[START Records]
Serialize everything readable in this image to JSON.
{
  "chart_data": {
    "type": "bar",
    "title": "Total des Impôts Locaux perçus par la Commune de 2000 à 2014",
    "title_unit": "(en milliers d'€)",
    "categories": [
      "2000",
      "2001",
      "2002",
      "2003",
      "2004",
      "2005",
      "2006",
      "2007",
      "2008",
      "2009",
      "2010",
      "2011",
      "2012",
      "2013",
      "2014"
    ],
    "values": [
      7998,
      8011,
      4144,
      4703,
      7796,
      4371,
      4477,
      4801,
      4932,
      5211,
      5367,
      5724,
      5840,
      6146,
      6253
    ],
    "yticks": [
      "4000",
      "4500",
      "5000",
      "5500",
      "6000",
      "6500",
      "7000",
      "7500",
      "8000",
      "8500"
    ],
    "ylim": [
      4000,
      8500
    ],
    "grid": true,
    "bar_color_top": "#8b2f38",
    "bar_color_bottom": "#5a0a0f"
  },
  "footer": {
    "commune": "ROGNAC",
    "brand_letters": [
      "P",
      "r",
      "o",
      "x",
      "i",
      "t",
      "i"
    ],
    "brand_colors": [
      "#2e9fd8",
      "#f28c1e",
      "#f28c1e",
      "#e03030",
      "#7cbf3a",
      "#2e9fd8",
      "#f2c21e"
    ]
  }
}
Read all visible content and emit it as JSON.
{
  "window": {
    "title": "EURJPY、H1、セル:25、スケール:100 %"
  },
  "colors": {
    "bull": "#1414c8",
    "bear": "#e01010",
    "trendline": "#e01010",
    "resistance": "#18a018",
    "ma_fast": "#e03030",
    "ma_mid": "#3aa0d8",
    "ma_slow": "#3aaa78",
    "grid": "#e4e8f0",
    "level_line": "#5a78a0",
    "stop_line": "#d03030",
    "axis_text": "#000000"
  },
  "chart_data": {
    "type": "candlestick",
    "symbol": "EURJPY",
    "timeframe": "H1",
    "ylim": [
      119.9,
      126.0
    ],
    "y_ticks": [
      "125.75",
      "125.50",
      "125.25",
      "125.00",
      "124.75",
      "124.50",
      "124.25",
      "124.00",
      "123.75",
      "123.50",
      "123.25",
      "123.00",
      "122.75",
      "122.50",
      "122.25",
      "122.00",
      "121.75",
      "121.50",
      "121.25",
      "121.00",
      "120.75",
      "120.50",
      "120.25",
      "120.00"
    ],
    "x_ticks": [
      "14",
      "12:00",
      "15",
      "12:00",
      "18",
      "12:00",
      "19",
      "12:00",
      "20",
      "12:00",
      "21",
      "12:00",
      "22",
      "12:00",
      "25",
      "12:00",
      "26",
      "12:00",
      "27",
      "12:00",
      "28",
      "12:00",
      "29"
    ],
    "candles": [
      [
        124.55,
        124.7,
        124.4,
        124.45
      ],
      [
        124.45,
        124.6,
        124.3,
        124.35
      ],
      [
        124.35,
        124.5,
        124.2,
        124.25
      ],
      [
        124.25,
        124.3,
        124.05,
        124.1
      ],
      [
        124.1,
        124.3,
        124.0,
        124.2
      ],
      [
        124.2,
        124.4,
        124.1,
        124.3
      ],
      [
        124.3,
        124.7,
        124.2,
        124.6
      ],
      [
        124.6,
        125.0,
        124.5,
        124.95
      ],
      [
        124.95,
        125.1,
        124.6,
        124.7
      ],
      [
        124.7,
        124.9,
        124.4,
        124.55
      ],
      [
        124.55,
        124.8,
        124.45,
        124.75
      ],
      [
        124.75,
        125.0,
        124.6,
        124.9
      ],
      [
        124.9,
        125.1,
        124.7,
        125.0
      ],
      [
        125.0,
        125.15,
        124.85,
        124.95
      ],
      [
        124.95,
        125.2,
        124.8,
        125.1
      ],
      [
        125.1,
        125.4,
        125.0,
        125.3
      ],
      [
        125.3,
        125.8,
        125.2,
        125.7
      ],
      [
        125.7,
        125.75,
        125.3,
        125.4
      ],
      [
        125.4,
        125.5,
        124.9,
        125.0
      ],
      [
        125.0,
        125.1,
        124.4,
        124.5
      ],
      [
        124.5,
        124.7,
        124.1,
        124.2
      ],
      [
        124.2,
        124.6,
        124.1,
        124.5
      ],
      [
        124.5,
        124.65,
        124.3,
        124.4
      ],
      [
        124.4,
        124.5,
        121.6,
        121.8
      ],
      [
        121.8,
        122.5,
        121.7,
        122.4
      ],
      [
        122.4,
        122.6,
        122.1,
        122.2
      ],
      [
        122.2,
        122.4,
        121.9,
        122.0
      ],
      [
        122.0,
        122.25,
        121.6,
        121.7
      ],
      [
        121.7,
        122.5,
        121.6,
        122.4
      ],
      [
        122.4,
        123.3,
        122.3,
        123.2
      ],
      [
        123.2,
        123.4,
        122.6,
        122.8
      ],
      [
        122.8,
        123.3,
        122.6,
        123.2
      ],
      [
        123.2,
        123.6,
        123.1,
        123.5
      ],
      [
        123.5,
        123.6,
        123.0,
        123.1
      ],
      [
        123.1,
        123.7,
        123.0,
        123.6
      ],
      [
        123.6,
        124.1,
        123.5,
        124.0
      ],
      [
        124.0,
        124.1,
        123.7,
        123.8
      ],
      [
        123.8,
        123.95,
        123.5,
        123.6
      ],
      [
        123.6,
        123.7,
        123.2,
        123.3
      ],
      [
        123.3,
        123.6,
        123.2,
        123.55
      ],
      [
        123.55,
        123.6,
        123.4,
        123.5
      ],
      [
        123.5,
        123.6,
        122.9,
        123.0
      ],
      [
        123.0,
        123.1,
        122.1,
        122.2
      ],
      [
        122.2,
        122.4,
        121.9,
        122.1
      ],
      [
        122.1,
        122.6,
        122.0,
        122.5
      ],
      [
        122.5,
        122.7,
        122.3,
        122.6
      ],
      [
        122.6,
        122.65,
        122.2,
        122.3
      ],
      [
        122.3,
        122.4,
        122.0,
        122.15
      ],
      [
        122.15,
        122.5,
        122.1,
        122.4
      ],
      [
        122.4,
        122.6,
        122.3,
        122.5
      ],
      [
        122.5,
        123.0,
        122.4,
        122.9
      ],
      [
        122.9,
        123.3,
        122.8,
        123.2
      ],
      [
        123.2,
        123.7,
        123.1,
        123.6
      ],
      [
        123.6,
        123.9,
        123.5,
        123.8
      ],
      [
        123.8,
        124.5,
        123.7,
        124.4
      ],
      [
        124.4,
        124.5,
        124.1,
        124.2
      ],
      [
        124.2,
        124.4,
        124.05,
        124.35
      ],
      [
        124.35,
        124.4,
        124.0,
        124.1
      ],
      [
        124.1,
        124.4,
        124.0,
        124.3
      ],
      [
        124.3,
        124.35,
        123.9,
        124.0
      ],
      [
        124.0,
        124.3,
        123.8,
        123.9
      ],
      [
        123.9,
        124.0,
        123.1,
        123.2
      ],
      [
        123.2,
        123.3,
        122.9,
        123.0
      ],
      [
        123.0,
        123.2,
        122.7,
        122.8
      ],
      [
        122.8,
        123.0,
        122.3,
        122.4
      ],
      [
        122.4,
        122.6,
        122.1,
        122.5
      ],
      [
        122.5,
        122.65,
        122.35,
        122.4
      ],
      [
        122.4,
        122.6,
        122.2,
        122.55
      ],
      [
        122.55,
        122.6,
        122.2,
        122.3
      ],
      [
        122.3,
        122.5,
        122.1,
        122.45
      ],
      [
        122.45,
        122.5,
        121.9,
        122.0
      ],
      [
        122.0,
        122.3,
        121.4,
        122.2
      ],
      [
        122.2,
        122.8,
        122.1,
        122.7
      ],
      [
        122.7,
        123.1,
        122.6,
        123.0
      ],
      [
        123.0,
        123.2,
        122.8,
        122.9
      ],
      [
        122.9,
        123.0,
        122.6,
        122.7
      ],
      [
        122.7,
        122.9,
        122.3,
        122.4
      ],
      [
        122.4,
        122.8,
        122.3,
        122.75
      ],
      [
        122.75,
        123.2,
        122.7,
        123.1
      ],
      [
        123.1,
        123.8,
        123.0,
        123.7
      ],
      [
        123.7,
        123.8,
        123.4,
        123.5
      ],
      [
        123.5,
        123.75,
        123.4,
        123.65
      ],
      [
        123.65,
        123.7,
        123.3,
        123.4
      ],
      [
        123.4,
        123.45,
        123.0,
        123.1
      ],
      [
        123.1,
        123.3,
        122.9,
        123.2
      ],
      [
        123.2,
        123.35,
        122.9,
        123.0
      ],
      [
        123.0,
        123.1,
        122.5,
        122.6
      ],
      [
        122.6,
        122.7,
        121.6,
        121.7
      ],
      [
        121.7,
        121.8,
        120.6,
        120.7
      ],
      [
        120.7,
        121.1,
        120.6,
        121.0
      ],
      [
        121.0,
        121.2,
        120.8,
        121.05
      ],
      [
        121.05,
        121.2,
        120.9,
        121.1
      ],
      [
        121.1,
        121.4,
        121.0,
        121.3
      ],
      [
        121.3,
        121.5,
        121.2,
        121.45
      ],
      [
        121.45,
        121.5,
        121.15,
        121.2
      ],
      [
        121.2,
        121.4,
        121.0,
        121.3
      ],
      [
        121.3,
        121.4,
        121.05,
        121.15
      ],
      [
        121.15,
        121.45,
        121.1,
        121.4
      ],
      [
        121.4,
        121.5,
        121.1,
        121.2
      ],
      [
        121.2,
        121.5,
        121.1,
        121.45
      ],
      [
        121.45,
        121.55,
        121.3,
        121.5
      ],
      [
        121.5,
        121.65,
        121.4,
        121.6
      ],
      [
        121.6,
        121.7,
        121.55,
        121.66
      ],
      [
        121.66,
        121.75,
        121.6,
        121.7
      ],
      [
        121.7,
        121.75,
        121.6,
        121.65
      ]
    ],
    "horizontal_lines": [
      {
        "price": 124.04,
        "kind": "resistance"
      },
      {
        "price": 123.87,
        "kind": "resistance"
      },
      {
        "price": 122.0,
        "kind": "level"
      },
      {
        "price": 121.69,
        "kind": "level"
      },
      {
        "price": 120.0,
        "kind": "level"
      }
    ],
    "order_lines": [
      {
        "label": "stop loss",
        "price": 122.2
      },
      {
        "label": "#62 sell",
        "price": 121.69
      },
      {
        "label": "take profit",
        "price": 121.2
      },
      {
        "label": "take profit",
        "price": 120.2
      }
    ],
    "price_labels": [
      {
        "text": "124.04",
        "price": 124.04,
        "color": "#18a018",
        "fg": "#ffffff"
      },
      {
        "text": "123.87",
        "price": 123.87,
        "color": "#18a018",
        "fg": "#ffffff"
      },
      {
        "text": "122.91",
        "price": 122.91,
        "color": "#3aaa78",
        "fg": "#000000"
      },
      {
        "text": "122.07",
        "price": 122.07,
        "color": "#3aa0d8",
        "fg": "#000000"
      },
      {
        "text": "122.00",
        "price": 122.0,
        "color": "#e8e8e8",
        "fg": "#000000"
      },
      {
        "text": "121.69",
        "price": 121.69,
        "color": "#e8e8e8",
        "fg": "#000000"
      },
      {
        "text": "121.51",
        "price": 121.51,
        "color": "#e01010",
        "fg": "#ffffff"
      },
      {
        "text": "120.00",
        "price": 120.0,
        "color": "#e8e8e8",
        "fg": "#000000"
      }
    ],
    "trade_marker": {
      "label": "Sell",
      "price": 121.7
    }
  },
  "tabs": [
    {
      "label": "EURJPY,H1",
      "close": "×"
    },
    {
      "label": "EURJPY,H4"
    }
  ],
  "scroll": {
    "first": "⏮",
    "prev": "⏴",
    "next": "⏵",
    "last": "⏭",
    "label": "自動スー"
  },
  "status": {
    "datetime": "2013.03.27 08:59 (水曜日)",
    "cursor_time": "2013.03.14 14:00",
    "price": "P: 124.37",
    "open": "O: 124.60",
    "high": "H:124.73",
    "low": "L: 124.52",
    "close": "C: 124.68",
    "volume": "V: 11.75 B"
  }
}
[END Records]
> Aim: List each line of the records that holds the string "EURJPY".

> Exercise output:
    "title": "EURJPY、H1、セル:25、スケール:100 %"
    "symbol": "EURJPY",
      "label": "EURJPY,H1",
      "label": "EURJPY,H4"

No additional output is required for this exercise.